◆ Instruction ◆
Identify the lines that contain the word "extra", then copy them.

A block of data

▼

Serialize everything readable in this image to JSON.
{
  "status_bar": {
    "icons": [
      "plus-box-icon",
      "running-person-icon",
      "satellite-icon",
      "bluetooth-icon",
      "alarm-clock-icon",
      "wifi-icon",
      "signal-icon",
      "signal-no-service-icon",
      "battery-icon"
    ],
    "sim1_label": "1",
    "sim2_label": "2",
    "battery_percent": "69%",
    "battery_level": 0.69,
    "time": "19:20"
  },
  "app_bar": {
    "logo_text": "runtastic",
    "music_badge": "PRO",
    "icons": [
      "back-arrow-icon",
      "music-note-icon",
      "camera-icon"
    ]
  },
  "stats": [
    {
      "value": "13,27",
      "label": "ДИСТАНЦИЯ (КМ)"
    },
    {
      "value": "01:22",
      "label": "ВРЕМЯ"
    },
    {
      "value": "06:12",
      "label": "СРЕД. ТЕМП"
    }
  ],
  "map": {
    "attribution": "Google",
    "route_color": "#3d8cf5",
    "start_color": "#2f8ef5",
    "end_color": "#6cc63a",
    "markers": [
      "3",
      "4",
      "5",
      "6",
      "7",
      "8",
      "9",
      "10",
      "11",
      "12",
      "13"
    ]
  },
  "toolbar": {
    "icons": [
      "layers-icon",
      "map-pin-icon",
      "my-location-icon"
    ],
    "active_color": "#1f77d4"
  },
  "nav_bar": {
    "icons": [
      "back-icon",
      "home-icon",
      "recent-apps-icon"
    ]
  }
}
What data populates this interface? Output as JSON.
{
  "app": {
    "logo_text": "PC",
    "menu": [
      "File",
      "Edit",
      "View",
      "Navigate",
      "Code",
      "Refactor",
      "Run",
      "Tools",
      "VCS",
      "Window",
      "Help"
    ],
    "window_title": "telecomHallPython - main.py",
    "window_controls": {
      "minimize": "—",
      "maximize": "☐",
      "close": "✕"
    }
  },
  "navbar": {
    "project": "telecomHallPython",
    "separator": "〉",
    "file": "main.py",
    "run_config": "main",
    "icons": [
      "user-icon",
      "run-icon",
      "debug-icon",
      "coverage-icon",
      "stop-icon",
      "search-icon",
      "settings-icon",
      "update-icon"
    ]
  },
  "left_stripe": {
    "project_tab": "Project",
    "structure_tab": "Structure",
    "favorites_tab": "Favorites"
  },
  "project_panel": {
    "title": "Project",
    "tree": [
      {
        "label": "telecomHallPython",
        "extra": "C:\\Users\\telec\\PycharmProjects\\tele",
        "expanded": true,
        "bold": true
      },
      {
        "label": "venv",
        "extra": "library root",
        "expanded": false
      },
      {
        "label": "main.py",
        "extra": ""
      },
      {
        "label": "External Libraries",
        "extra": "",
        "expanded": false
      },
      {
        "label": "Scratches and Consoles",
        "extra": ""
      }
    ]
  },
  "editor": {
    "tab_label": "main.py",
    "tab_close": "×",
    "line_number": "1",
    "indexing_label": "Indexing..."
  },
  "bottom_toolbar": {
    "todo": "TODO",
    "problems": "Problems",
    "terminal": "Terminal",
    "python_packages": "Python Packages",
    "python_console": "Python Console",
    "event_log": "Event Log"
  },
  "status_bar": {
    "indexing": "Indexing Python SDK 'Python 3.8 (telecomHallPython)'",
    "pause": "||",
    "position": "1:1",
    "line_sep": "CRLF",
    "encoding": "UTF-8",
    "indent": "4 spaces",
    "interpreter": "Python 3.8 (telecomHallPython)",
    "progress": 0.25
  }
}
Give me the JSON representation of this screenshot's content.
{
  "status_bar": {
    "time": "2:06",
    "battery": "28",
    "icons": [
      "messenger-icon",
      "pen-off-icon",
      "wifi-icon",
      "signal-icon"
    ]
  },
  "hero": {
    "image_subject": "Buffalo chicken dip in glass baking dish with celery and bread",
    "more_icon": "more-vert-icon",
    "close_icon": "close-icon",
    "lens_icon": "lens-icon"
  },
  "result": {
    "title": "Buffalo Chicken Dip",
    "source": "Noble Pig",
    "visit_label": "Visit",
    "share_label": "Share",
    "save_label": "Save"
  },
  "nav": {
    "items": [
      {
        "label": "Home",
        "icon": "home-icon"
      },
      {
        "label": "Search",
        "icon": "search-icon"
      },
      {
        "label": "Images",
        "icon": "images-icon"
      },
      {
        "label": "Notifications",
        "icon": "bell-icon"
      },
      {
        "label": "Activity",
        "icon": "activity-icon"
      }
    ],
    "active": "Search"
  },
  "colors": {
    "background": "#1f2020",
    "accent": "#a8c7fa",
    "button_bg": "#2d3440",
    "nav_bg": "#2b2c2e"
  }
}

▲

◆ Completed exercise ◆
        "extra": "C:\\Users\\telec\\PycharmProjects\\tele",
        "extra": "library root",
        "extra": ""
        "extra": "",
        "extra": ""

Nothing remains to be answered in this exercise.